- [Given problem]: Scan the listing below and copy every line holding "name".

(Entries from a dataset)
◇ ◇ ◇
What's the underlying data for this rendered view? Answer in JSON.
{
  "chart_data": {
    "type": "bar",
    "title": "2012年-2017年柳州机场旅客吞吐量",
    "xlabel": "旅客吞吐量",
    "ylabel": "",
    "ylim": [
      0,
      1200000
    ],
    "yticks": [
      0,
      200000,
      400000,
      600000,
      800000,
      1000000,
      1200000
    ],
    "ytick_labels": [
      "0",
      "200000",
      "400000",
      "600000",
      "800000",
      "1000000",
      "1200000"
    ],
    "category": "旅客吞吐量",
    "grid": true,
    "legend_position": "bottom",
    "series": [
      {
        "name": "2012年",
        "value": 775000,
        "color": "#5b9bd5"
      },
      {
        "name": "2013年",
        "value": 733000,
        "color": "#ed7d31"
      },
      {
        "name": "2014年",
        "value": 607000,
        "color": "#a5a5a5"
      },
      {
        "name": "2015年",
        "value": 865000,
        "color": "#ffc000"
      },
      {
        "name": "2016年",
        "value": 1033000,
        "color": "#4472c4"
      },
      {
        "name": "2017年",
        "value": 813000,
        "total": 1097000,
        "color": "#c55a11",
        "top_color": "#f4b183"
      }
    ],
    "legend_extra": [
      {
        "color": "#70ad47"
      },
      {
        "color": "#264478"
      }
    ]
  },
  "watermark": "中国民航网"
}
◇ ◇ ◇
- [Solution to the exercise]:
        "name": "2012年",
        "name": "2013年",
        "name": "2014年",
        "name": "2015年",
        "name": "2016年",
        "name": "2017年",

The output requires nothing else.